[Start RECORDS PROVIDED]
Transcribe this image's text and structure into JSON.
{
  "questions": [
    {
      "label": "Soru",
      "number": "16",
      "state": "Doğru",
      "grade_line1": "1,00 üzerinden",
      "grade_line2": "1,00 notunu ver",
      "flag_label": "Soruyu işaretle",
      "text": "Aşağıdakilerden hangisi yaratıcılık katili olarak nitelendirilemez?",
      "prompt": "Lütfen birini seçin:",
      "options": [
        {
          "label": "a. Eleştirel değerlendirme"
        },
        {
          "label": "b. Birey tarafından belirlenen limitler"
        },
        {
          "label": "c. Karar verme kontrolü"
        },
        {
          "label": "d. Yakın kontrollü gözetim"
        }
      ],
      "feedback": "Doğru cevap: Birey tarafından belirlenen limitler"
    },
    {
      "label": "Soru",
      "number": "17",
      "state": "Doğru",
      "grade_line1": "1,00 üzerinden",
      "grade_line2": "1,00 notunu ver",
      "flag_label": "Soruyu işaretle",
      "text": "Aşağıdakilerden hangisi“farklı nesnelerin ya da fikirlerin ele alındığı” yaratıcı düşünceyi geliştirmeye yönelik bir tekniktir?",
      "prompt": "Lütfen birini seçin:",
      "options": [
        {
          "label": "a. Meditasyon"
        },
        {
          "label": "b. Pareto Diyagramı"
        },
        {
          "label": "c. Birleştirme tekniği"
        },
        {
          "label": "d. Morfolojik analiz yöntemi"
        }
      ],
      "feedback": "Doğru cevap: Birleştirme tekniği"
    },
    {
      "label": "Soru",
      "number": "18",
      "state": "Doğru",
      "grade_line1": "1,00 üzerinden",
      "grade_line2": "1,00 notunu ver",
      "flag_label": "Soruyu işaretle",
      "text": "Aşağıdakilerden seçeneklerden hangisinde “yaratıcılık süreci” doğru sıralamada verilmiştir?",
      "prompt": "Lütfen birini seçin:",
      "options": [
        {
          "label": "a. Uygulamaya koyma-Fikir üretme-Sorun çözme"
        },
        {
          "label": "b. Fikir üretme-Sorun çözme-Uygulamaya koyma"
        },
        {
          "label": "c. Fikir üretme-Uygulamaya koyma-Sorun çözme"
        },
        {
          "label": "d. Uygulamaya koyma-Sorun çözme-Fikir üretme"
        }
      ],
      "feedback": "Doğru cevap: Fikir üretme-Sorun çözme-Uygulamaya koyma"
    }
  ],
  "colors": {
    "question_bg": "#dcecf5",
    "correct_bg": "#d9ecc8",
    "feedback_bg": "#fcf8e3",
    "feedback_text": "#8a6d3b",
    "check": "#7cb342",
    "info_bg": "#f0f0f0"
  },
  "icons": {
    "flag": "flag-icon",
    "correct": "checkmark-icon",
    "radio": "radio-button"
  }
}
[End RECORDS PROVIDED]
## YOUR INSTRUCTIONS
Write the entire listing out again, word for word.

## SOLVED EXERCISE
Transcribe this image's text and structure into JSON.
{
  "questions": [
    {
      "label": "Soru",
      "number": "16",
      "state": "Doğru",
      "grade_line1": "1,00 üzerinden",
      "grade_line2": "1,00 notunu ver",
      "flag_label": "Soruyu işaretle",
      "text": "Aşağıdakilerden hangisi yaratıcılık katili olarak nitelendirilemez?",
      "prompt": "Lütfen birini seçin:",
      "options": [
        {
          "label": "a. Eleştirel değerlendirme"
        },
        {
          "label": "b. Birey tarafından belirlenen limitler"
        },
        {
          "label": "c. Karar verme kontrolü"
        },
        {
          "label": "d. Yakın kontrollü gözetim"
        }
      ],
      "feedback": "Doğru cevap: Birey tarafından belirlenen limitler"
    },
    {
      "label": "Soru",
      "number": "17",
      "state": "Doğru",
      "grade_line1": "1,00 üzerinden",
      "grade_line2": "1,00 notunu ver",
      "flag_label": "Soruyu işaretle",
      "text": "Aşağıdakilerden hangisi“farklı nesnelerin ya da fikirlerin ele alındığı” yaratıcı düşünceyi geliştirmeye yönelik bir tekniktir?",
      "prompt": "Lütfen birini seçin:",
      "options": [
        {
          "label": "a. Meditasyon"
        },
        {
          "label": "b. Pareto Diyagramı"
        },
        {
          "label": "c. Birleştirme tekniği"
        },
        {
          "label": "d. Morfolojik analiz yöntemi"
        }
      ],
      "feedback": "Doğru cevap: Birleştirme tekniği"
    },
    {
      "label": "Soru",
      "number": "18",
      "state": "Doğru",
      "grade_line1": "1,00 üzerinden",
      "grade_line2": "1,00 notunu ver",
      "flag_label": "Soruyu işaretle",
      "text": "Aşağıdakilerden seçeneklerden hangisinde “yaratıcılık süreci” doğru sıralamada verilmiştir?",
      "prompt": "Lütfen birini seçin:",
      "options": [
        {
          "label": "a. Uygulamaya koyma-Fikir üretme-Sorun çözme"
        },
        {
          "label": "b. Fikir üretme-Sorun çözme-Uygulamaya koyma"
        },
        {
          "label": "c. Fikir üretme-Uygulamaya koyma-Sorun çözme"
        },
        {
          "label": "d. Uygulamaya koyma-Sorun çözme-Fikir üretme"
        }
      ],
      "feedback": "Doğru cevap: Fikir üretme-Sorun çözme-Uygulamaya koyma"
    }
  ],
  "colors": {
    "question_bg": "#dcecf5",
    "correct_bg": "#d9ecc8",
    "feedback_bg": "#fcf8e3",
    "feedback_text": "#8a6d3b",
    "check": "#7cb342",
    "info_bg": "#f0f0f0"
  },
  "icons": {
    "flag": "flag-icon",
    "correct": "checkmark-icon",
    "radio": "radio-button"
  }
}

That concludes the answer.